ESTRATTO FORNITO:

Brindisi, 8 settembre 1943, quell’ultima missione contro gli inglesi

di Antonio Camuso

Ovvero la notte che i tre marinai di origine slava disertarono per andare a combattere con TITO


Brindisi 8 settembre 43, alba.

A bordo della Corvetta Fenice giunse l’ordine di salpare immediatamente dal porto per cercare di intercettare un sommergibile inglese che pochi minuti prima aveva colpito un nostro piroscafo diretto in Albania nelle acque antistanti alla costa brindisina.

L’equipaggio era fiducioso che la caccia potesse essere più fruttuosa delle altre condotte contro l’inglese fantasma ( così era stato soprannominato dai marinai della Fenice quel sommergibile che riusciva a colpire le nostre navi e poi scomparire anche agli occhi del Sonar.).

Si diceva che il comandante ….avesse in tasca la mossa vincente e la serbasse per un occasione come questa.

L’ SOS della nave era stato raccolto in tempo reale e la Fenice che aveva le caldaie in moto non tardò molto a raggiungere il luogo dell’affondamento per iniziare la caccia col Sonar a colpi di bombe di profondità.

La Corvetta Fenice era una splendida nave entrata in servizio da solo qualche mese e rappresentava il meglio di ciò che potesse avere la Reale Marina Italiana in quel fine estate del 43.

Quella mattina la fortuna sembrò volgere dalla parte delgli italiani, il Sonar registrava un segnale anomalo in movimento e senza dubbio doveva essere il sommergibile inglese che cercava di sfuggire in immersione ai suoi cacciatori.

Il comandante -….sembrava sapere esattamente dove condurre la nave in effetti il comando Marina gli aveva passato l’informazione che questo sommergibile si nascondesse tra i relitti delle navi che lui stesso aveva affondato in un determinato punto) e ordinava che quella particolare zona fosse battuta palmo a palmo.

Dalla tramoggia a poppa della nave scivolavano silenziose le bombe di profondità seguite dopo una snervante attesa, da parte dei due equipaggi con sentimenti opposti, da cupe esplosioni culminate con un mare di schiuma in veloce emersione.

La corvetta andò così avanti per ore alternando i lanci di bombe di profondità a silenziosi giri concentrici con il Sonar a scandagliare il fondo. Ad un certo punto, dopo una poderosa serie di bombe, vennero a galla tracce di carburante misto ad olio tra l’esultanza dei marinai italiani.

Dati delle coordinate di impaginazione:
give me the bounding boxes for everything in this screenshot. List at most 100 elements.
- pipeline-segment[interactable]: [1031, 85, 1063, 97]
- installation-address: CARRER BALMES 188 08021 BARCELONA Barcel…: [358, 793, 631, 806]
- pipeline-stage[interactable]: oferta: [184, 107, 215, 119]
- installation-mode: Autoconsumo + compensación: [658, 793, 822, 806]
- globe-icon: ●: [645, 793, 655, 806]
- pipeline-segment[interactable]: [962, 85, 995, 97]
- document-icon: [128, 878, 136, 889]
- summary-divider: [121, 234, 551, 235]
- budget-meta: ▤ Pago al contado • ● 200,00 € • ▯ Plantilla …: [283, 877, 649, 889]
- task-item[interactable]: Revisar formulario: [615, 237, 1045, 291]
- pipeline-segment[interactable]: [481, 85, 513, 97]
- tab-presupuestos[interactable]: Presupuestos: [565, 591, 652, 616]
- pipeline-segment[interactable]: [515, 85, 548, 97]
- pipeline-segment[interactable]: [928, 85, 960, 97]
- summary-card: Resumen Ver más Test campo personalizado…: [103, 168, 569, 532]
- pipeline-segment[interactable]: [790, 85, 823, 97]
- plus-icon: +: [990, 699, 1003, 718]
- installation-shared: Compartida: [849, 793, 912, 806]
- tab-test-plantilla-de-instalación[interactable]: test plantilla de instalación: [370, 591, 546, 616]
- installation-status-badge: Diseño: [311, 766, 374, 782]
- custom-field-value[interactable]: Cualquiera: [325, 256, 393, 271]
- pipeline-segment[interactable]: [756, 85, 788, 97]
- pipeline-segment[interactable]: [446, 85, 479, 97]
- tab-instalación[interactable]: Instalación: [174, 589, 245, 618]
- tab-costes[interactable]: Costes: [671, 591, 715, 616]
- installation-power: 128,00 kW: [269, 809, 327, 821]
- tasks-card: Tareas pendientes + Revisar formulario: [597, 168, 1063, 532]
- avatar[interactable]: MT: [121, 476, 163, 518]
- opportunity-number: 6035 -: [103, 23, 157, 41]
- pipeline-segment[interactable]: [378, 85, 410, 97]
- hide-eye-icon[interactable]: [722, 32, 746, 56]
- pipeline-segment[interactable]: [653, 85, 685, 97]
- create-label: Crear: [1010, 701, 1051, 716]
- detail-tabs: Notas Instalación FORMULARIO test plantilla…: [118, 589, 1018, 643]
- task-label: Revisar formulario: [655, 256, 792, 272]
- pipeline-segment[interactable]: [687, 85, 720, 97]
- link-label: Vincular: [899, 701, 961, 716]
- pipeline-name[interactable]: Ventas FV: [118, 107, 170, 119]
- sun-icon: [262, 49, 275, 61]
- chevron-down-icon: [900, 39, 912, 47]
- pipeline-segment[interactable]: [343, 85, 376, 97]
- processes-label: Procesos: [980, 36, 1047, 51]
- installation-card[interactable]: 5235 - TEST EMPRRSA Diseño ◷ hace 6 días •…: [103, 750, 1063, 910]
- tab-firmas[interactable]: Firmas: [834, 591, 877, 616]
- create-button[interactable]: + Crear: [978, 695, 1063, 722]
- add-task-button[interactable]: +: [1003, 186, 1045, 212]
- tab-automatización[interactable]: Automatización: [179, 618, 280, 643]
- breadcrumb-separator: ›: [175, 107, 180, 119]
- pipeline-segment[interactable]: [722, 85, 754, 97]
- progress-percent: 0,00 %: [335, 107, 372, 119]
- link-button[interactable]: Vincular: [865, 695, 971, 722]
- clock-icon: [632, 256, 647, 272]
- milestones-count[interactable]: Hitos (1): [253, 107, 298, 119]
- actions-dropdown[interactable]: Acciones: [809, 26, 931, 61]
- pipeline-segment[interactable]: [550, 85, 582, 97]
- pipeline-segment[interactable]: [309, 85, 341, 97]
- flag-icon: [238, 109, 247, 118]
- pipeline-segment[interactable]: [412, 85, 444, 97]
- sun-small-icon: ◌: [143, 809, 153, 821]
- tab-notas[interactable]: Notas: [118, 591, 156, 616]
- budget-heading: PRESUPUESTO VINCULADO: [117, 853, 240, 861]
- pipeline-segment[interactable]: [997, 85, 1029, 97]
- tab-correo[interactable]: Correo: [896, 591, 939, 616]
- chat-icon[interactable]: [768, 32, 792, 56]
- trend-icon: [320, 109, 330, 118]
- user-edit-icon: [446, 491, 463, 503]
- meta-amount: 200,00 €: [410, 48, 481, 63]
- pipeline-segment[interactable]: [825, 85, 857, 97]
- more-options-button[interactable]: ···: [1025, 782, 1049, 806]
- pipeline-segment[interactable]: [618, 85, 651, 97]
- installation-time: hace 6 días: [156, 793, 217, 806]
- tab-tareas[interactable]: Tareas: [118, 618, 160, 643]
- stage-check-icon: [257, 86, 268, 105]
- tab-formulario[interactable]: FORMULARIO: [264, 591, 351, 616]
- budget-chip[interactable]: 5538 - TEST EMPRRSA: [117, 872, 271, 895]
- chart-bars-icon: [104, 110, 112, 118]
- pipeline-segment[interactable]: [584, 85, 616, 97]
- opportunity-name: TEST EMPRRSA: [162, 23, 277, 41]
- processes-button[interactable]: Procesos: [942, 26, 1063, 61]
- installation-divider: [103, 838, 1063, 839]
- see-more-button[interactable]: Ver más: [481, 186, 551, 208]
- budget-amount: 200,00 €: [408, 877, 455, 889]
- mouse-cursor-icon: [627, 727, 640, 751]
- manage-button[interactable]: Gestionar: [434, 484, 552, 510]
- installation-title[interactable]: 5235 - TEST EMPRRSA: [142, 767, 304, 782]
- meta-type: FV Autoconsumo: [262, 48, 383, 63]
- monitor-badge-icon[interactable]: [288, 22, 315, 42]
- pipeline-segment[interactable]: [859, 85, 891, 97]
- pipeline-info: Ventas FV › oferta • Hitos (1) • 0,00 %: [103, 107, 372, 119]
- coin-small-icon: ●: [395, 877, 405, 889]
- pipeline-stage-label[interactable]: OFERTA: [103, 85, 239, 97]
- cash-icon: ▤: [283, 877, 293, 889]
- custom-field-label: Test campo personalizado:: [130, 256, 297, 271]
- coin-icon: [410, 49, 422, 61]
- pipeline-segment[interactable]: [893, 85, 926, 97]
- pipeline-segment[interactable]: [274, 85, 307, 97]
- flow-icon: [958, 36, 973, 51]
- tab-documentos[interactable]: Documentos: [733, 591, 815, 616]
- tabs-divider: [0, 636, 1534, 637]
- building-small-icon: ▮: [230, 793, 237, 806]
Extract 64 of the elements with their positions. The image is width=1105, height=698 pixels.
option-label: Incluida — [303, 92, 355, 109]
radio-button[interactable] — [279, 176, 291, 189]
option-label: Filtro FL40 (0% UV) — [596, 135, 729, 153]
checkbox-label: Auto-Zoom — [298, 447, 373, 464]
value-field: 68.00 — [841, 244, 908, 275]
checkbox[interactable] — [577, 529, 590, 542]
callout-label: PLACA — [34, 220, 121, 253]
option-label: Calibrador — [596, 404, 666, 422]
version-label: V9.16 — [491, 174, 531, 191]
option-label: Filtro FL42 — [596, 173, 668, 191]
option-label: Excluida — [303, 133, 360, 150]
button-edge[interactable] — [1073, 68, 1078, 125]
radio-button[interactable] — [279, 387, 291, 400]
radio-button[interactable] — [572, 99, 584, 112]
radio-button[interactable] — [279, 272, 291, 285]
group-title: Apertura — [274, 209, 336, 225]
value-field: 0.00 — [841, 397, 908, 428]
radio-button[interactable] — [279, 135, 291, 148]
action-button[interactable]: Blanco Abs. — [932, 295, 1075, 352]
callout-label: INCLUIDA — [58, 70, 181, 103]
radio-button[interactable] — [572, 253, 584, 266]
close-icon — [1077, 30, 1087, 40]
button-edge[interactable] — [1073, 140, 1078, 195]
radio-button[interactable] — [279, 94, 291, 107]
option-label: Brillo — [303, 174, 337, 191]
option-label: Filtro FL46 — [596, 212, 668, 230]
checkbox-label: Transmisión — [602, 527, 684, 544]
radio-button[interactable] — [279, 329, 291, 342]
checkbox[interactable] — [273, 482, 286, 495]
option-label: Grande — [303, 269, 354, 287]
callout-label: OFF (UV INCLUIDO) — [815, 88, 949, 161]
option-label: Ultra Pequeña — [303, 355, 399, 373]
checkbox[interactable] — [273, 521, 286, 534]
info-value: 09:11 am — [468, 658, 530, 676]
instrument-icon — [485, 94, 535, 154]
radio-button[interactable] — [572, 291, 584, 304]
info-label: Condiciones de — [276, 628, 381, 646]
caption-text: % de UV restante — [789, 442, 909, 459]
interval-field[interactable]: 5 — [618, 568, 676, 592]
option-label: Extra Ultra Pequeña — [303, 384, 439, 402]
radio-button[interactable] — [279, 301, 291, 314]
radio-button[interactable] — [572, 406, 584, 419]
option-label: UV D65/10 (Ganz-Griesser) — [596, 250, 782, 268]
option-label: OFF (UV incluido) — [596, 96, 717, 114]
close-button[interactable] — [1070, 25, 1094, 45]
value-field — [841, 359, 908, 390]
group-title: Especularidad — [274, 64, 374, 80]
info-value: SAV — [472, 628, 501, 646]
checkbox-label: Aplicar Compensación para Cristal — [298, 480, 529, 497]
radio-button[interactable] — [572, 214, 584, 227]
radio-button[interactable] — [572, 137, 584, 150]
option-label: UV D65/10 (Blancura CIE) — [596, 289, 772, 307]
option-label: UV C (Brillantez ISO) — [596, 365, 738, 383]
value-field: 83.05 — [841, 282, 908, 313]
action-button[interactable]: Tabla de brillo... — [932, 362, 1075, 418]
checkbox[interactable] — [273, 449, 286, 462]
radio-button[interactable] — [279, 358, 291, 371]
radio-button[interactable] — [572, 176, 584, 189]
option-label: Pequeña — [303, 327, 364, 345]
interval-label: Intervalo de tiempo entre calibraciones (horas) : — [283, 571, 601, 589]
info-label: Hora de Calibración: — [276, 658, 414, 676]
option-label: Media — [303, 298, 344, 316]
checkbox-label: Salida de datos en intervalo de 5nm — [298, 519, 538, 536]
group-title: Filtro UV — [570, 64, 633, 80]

ESERCIZI:
a) Trascrivi parola per parola il brano sulla corvetta Fenice, cominciando da "Dalla tramoggia a" e proseguendo fino a "dei marinai italiani.".
b) Elenca tutti i tipi specifici di imbarcazione nominati nel brano sulla corvetta Fenice, escludendo il termine generico "nave".

RISULTATI FINALI:
a)
Dalla tramoggia a poppa della nave scivolavano silenziose le bombe di profondità seguite dopo una snervante attesa, da parte dei due equipaggi con sentimenti opposti, da cupe esplosioni culminate con un mare di schiuma in veloce emersione.

La corvetta andò così avanti per ore alternando i lanci di bombe di profondità a silenziosi giri concentrici con il Sonar a scandagliare il fondo. Ad un certo punto, dopo una poderosa serie di bombe, vennero a galla tracce di carburante misto ad olio tra l’esultanza dei marinai italiani.

b) corvetta, sommergibile, piroscafo